Stated exercise: Please print, unchanged and with nothing else, the lines in the items below from the one containing "x-tick-label: 3000 bbox=[196, 455, 226, 471]" through the one containing "x-axis-title: 波数/cm-1 bbox=[290, 481, 371, 505]", both included.

Working data:
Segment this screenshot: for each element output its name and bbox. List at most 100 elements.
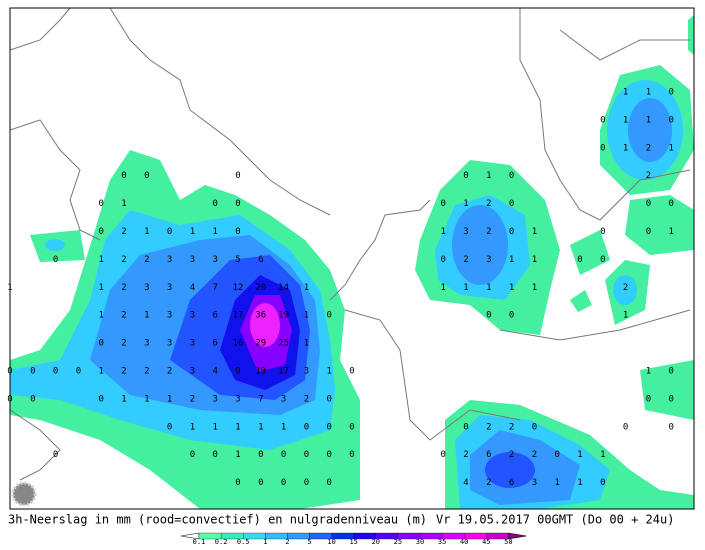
grid-value: 0 xyxy=(600,227,605,237)
grid-value: 7 xyxy=(212,283,217,293)
grid-value: 3 xyxy=(167,311,172,321)
grid-value: 1 xyxy=(144,394,149,404)
grid-value: 0 xyxy=(304,422,309,432)
grid-value: 1 xyxy=(121,199,126,209)
grid-value: 2 xyxy=(463,255,468,265)
grid-value: 5 xyxy=(235,255,240,265)
scale-label: 1 xyxy=(263,538,267,546)
grid-value: 1 xyxy=(600,450,605,460)
grid-value: 0 xyxy=(646,227,651,237)
scale-label: 15 xyxy=(349,538,357,546)
scale-label: 2 xyxy=(285,538,289,546)
grid-value: 19 xyxy=(278,311,289,321)
grid-value: 16 xyxy=(233,339,244,349)
grid-value: 0 xyxy=(668,199,673,209)
grid-value: 0 xyxy=(167,422,172,432)
grid-value: 2 xyxy=(121,339,126,349)
scale-label: 40 xyxy=(460,538,468,546)
grid-value: 0 xyxy=(668,88,673,98)
scale-label: 0.5 xyxy=(237,538,250,546)
grid-value: 1 xyxy=(235,450,240,460)
grid-value: 1 xyxy=(304,339,309,349)
grid-value: 1 xyxy=(646,367,651,377)
grid-value: 1 xyxy=(121,394,126,404)
grid-value: 1 xyxy=(532,255,537,265)
grid-value: 0 xyxy=(167,227,172,237)
grid-value: 9 xyxy=(235,367,240,377)
grid-value: 1 xyxy=(212,422,217,432)
grid-value: 3 xyxy=(144,283,149,293)
grid-value: 25 xyxy=(278,339,289,349)
grid-value: 3 xyxy=(281,394,286,404)
grid-value: 0 xyxy=(30,394,35,404)
grid-value: 1 xyxy=(235,422,240,432)
grid-value: 1 xyxy=(577,450,582,460)
grid-value: 2 xyxy=(486,478,491,488)
grid-value: 0 xyxy=(532,422,537,432)
grid-value: 2 xyxy=(304,394,309,404)
grid-value: 2 xyxy=(486,199,491,209)
grid-value: 1 xyxy=(304,283,309,293)
grid-value: 29 xyxy=(255,339,266,349)
grid-value: 1 xyxy=(463,199,468,209)
grid-value: 0 xyxy=(668,394,673,404)
grid-value: 0 xyxy=(440,255,445,265)
grid-value: 0 xyxy=(600,115,605,125)
grid-value: 0 xyxy=(668,115,673,125)
grid-value: 2 xyxy=(623,283,628,293)
grid-value: 1 xyxy=(577,478,582,488)
grid-value: 0 xyxy=(258,450,263,460)
grid-value: 6 xyxy=(212,339,217,349)
grid-value: 4 xyxy=(190,283,195,293)
grid-value: 0 xyxy=(212,450,217,460)
precip-south xyxy=(445,400,694,509)
grid-value: 6 xyxy=(258,255,263,265)
grid-value: 0 xyxy=(304,478,309,488)
grid-value: 0 xyxy=(463,422,468,432)
grid-value: 0 xyxy=(326,394,331,404)
grid-value: 1 xyxy=(646,115,651,125)
grid-value: 0 xyxy=(281,450,286,460)
grid-value: 1 xyxy=(532,283,537,293)
grid-value: 0 xyxy=(235,478,240,488)
grid-value: 1 xyxy=(281,422,286,432)
grid-value: 3 xyxy=(167,283,172,293)
grid-value: 0 xyxy=(53,367,58,377)
grid-value: 3 xyxy=(190,367,195,377)
grid-value: 1 xyxy=(509,283,514,293)
color-scale: 0.1 0.2 0.5 1 2 5 10 15 20 25 30 35 40 45 50 xyxy=(180,532,527,546)
grid-value: 3 xyxy=(190,255,195,265)
grid-value: 0 xyxy=(235,171,240,181)
grid-value: 0 xyxy=(463,171,468,181)
grid-value: 1 xyxy=(668,227,673,237)
grid-value: 17 xyxy=(278,367,289,377)
grid-value: 0 xyxy=(554,450,559,460)
grid-value: 2 xyxy=(144,255,149,265)
scale-label: 50 xyxy=(504,538,512,546)
grid-value: 0 xyxy=(304,450,309,460)
grid-value: 1 xyxy=(463,283,468,293)
grid-value: 0 xyxy=(509,199,514,209)
grid-value: 3 xyxy=(144,339,149,349)
coastlines xyxy=(9,7,691,481)
grid-value: 0 xyxy=(646,199,651,209)
grid-value: 3 xyxy=(532,478,537,488)
grid-value: 0 xyxy=(349,422,354,432)
grid-value: 0 xyxy=(668,422,673,432)
scale-label: 45 xyxy=(482,538,490,546)
grid-value: 3 xyxy=(486,255,491,265)
grid-value: 0 xyxy=(258,478,263,488)
grid-value: 3 xyxy=(167,255,172,265)
grid-value: 2 xyxy=(532,450,537,460)
grid-value: 1 xyxy=(190,227,195,237)
grid-value: 1 xyxy=(98,255,103,265)
grid-value: 1 xyxy=(212,227,217,237)
scale-label: 5 xyxy=(307,538,311,546)
grid-value: 0 xyxy=(281,478,286,488)
grid-value: 1 xyxy=(668,143,673,153)
scale-label: 35 xyxy=(438,538,446,546)
scale-label: 20 xyxy=(372,538,380,546)
grid-value: 0 xyxy=(646,394,651,404)
logo xyxy=(11,481,37,507)
grid-value: 1 xyxy=(98,367,103,377)
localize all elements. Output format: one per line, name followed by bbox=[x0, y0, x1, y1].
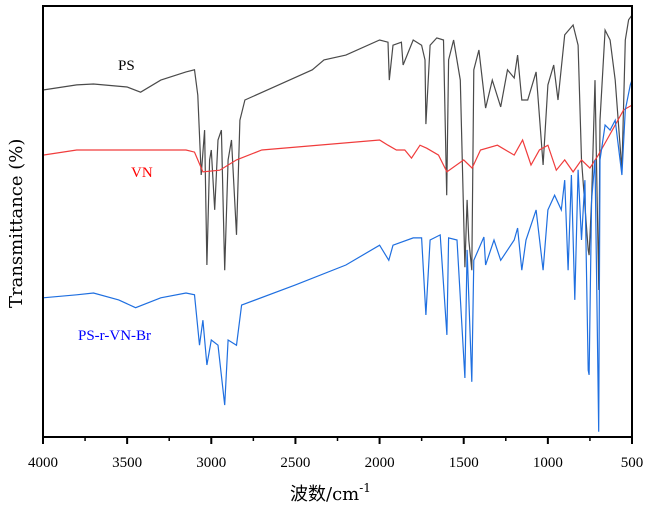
x-tick-label: 3000 bbox=[196, 455, 226, 471]
x-axis-title-superscript: -1 bbox=[359, 481, 371, 495]
series-layer bbox=[42, 14, 633, 432]
series-label-vn: VN bbox=[131, 165, 153, 181]
x-tick-label: 1500 bbox=[449, 455, 479, 471]
series-line-ps bbox=[42, 14, 633, 291]
y-axis-title: Transmittance (%) bbox=[6, 139, 27, 308]
x-axis-title: 波数/cm-1 bbox=[290, 481, 371, 505]
x-axis-ticks: 4000 3500 3000 2500 2000 1500 1000 500 bbox=[28, 437, 643, 471]
series-label-ps-r-vn-br: PS-r-VN-Br bbox=[78, 328, 151, 344]
x-tick-label: 2500 bbox=[280, 455, 310, 471]
x-tick-label: 2000 bbox=[365, 455, 395, 471]
x-tick-label: 1000 bbox=[533, 455, 563, 471]
series-line-vn bbox=[42, 104, 633, 173]
x-tick-label: 500 bbox=[621, 455, 644, 471]
x-tick-label: 4000 bbox=[28, 455, 58, 471]
series-line-ps-r-vn-br bbox=[42, 79, 633, 432]
series-label-ps: PS bbox=[118, 58, 135, 74]
x-tick-label: 3500 bbox=[112, 455, 142, 471]
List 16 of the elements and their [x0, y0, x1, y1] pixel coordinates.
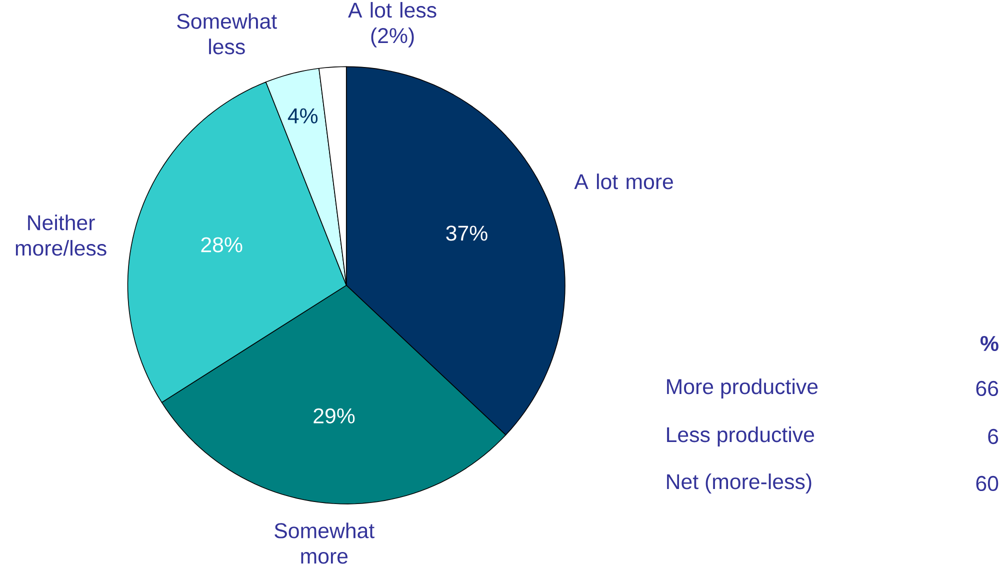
data-label: 29% [314, 408, 355, 424]
text: 60 [976, 476, 998, 492]
text: % [980, 336, 998, 352]
text: Net (more-less) [667, 474, 812, 494]
text: 66 [976, 381, 998, 396]
slice-label: A lot more [574, 174, 673, 190]
text: Less productive [667, 426, 814, 447]
slice-label: A lot less (2%) [348, 2, 436, 48]
slice-label: Somewhat more [274, 522, 374, 564]
data-label: 4% [288, 108, 318, 124]
slice-label: Neither more/less [16, 214, 106, 256]
text: More productive [667, 378, 818, 399]
data-label: 37% [446, 226, 488, 241]
text: 6 [988, 429, 998, 444]
data-label: 28% [201, 237, 242, 252]
slice-label: Somewhat less [177, 13, 277, 54]
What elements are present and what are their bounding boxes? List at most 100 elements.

Solution:
x-tick-label: 3000 bbox=[196, 455, 226, 471]
x-axis-title-superscript: -1 bbox=[359, 481, 371, 495]
series-layer bbox=[42, 14, 633, 432]
series-label-vn: VN bbox=[131, 165, 153, 181]
x-tick-label: 1500 bbox=[449, 455, 479, 471]
series-line-ps bbox=[42, 14, 633, 291]
y-axis-title: Transmittance (%) bbox=[6, 139, 27, 308]
x-axis-title: 波数/cm-1 bbox=[290, 481, 371, 505]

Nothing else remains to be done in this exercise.